[THE EXERCISE] State how many lines in these records contain the word "покрытием", and nothing else.

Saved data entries
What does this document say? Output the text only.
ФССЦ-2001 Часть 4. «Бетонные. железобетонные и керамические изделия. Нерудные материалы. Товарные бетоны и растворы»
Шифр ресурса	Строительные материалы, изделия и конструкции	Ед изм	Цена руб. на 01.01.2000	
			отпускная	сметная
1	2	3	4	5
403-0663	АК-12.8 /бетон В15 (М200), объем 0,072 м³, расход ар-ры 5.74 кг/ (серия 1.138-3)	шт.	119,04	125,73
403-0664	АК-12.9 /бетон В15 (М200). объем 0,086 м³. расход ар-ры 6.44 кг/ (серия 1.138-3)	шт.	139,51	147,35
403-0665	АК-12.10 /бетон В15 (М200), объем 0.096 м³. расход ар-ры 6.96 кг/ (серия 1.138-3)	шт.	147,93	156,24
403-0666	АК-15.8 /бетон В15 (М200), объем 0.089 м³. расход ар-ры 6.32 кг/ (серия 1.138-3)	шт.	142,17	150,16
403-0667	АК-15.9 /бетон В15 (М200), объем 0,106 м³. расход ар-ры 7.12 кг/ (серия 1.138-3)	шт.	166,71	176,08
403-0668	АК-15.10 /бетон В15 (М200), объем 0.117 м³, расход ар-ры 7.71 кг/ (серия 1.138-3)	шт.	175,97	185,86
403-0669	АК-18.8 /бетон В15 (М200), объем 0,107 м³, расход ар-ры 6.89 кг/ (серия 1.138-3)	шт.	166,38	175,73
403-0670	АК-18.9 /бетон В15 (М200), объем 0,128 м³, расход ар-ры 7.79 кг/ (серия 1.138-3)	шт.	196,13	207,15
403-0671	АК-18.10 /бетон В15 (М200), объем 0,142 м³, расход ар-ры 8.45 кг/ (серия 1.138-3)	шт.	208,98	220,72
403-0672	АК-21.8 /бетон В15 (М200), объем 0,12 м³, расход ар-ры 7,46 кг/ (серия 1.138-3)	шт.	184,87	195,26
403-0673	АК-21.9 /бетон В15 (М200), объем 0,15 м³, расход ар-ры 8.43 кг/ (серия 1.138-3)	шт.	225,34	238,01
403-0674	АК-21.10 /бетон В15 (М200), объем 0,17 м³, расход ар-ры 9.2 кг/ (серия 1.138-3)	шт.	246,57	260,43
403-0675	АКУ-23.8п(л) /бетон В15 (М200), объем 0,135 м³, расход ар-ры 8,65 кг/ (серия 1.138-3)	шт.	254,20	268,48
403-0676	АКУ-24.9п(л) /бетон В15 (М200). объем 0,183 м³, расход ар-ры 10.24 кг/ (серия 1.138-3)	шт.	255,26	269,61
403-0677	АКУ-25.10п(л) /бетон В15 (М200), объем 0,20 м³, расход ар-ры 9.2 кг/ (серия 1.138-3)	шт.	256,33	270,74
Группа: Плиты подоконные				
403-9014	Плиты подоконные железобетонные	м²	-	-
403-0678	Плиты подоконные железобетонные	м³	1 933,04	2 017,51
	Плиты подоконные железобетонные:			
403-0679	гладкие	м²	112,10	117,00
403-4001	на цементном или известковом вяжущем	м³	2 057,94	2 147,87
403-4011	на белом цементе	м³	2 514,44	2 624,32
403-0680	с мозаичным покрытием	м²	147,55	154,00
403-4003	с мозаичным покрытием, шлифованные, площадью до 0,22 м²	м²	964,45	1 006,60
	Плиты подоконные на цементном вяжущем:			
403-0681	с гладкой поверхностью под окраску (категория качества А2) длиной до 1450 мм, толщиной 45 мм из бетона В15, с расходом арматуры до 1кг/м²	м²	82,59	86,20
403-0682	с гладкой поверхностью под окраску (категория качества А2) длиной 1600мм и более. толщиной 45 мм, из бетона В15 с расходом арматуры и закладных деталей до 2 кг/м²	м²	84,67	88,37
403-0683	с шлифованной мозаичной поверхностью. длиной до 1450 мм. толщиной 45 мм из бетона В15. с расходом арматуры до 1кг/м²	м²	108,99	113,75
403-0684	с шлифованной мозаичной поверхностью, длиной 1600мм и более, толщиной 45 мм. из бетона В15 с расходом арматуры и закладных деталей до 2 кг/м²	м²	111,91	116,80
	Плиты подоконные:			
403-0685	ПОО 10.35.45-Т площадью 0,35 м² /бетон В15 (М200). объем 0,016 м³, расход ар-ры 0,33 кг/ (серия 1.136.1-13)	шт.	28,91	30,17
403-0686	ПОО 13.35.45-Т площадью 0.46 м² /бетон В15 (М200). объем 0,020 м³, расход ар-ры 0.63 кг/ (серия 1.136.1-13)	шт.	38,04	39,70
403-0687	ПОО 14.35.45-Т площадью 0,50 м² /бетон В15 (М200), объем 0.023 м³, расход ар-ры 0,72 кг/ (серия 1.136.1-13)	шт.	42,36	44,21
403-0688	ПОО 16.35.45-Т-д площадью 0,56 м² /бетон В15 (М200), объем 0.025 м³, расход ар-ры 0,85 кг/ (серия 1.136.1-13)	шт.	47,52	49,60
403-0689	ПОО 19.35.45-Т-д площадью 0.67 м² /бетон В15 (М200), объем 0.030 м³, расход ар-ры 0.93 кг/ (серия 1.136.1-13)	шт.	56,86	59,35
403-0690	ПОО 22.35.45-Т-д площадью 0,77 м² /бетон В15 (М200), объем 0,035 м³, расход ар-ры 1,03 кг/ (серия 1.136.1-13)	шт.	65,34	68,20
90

[SOLUTION TO THIS PROBLEM] 2